**MATERIAL:**
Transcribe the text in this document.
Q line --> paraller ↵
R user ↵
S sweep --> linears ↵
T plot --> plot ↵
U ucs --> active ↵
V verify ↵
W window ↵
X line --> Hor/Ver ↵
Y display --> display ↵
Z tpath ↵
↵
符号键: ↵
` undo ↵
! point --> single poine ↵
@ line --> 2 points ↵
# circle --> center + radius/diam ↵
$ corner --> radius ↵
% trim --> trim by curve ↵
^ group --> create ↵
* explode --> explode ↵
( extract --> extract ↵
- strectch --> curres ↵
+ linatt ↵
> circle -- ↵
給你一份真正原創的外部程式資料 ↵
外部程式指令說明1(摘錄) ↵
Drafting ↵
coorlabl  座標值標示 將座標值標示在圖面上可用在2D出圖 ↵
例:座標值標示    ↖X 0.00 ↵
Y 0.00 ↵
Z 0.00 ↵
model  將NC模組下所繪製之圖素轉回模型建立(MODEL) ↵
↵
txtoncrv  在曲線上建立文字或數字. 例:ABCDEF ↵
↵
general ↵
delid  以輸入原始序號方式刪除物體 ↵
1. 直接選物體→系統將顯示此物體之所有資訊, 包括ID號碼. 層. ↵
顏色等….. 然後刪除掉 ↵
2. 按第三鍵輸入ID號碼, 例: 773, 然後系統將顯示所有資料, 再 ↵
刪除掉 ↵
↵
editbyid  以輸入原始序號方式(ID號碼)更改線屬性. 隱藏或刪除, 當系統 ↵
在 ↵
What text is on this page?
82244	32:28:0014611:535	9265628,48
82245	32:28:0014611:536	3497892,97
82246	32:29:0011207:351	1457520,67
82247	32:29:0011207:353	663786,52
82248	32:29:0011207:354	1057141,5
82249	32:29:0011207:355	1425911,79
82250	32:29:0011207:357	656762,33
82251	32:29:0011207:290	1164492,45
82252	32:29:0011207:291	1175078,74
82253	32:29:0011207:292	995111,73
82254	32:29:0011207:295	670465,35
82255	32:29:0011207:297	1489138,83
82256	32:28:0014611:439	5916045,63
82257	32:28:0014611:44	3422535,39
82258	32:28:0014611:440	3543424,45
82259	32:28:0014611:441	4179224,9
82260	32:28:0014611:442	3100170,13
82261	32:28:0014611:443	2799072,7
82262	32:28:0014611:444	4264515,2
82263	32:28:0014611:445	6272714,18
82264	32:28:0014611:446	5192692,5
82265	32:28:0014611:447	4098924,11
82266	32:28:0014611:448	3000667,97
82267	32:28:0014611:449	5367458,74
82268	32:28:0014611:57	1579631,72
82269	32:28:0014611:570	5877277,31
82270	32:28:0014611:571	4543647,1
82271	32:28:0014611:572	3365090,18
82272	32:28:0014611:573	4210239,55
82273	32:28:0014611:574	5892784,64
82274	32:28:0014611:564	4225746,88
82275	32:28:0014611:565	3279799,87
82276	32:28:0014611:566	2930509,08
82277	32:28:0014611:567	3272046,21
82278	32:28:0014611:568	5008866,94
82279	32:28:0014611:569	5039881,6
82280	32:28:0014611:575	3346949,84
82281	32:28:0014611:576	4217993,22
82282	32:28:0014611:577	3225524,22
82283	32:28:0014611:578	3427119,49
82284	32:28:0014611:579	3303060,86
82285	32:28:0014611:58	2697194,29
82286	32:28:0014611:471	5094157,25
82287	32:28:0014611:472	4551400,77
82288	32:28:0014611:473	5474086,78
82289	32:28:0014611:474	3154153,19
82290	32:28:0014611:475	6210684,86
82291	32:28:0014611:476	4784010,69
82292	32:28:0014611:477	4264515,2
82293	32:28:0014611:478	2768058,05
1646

**DIRECTIONS:**
Extract, word for word, each line of the listing above.

**RESPONSE:**
Transcribe the text in this document.
Q line --> paraller ↵
R user ↵
S sweep --> linears ↵
T plot --> plot ↵
U ucs --> active ↵
V verify ↵
W window ↵
X line --> Hor/Ver ↵
Y display --> display ↵
Z tpath ↵
↵
符号键: ↵
` undo ↵
! point --> single poine ↵
@ line --> 2 points ↵
# circle --> center + radius/diam ↵
$ corner --> radius ↵
% trim --> trim by curve ↵
^ group --> create ↵
* explode --> explode ↵
( extract --> extract ↵
- strectch --> curres ↵
+ linatt ↵
> circle -- ↵
給你一份真正原創的外部程式資料 ↵
外部程式指令說明1(摘錄) ↵
Drafting ↵
coorlabl  座標值標示 將座標值標示在圖面上可用在2D出圖 ↵
例:座標值標示    ↖X 0.00 ↵
Y 0.00 ↵
Z 0.00 ↵
model  將NC模組下所繪製之圖素轉回模型建立(MODEL) ↵
↵
txtoncrv  在曲線上建立文字或數字. 例:ABCDEF ↵
↵
general ↵
delid  以輸入原始序號方式刪除物體 ↵
1. 直接選物體→系統將顯示此物體之所有資訊, 包括ID號碼. 層. ↵
顏色等….. 然後刪除掉 ↵
2. 按第三鍵輸入ID號碼, 例: 773, 然後系統將顯示所有資料, 再 ↵
刪除掉 ↵
↵
editbyid  以輸入原始序號方式(ID號碼)更改線屬性. 隱藏或刪除, 當系統 ↵
在 ↵
What text is on this page?
82244	32:28:0014611:535	9265628,48
82245	32:28:0014611:536	3497892,97
82246	32:29:0011207:351	1457520,67
82247	32:29:0011207:353	663786,52
82248	32:29:0011207:354	1057141,5
82249	32:29:0011207:355	1425911,79
82250	32:29:0011207:357	656762,33
82251	32:29:0011207:290	1164492,45
82252	32:29:0011207:291	1175078,74
82253	32:29:0011207:292	995111,73
82254	32:29:0011207:295	670465,35
82255	32:29:0011207:297	1489138,83
82256	32:28:0014611:439	5916045,63
82257	32:28:0014611:44	3422535,39
82258	32:28:0014611:440	3543424,45
82259	32:28:0014611:441	4179224,9
82260	32:28:0014611:442	3100170,13
82261	32:28:0014611:443	2799072,7
82262	32:28:0014611:444	4264515,2
82263	32:28:0014611:445	6272714,18
82264	32:28:0014611:446	5192692,5
82265	32:28:0014611:447	4098924,11
82266	32:28:0014611:448	3000667,97
82267	32:28:0014611:449	5367458,74
82268	32:28:0014611:57	1579631,72
82269	32:28:0014611:570	5877277,31
82270	32:28:0014611:571	4543647,1
82271	32:28:0014611:572	3365090,18
82272	32:28:0014611:573	4210239,55
82273	32:28:0014611:574	5892784,64
82274	32:28:0014611:564	4225746,88
82275	32:28:0014611:565	3279799,87
82276	32:28:0014611:566	2930509,08
82277	32:28:0014611:567	3272046,21
82278	32:28:0014611:568	5008866,94
82279	32:28:0014611:569	5039881,6
82280	32:28:0014611:575	3346949,84
82281	32:28:0014611:576	4217993,22
82282	32:28:0014611:577	3225524,22
82283	32:28:0014611:578	3427119,49
82284	32:28:0014611:579	3303060,86
82285	32:28:0014611:58	2697194,29
82286	32:28:0014611:471	5094157,25
82287	32:28:0014611:472	4551400,77
82288	32:28:0014611:473	5474086,78
82289	32:28:0014611:474	3154153,19
82290	32:28:0014611:475	6210684,86
82291	32:28:0014611:476	4784010,69
82292	32:28:0014611:477	4264515,2
82293	32:28:0014611:478	2768058,05
1646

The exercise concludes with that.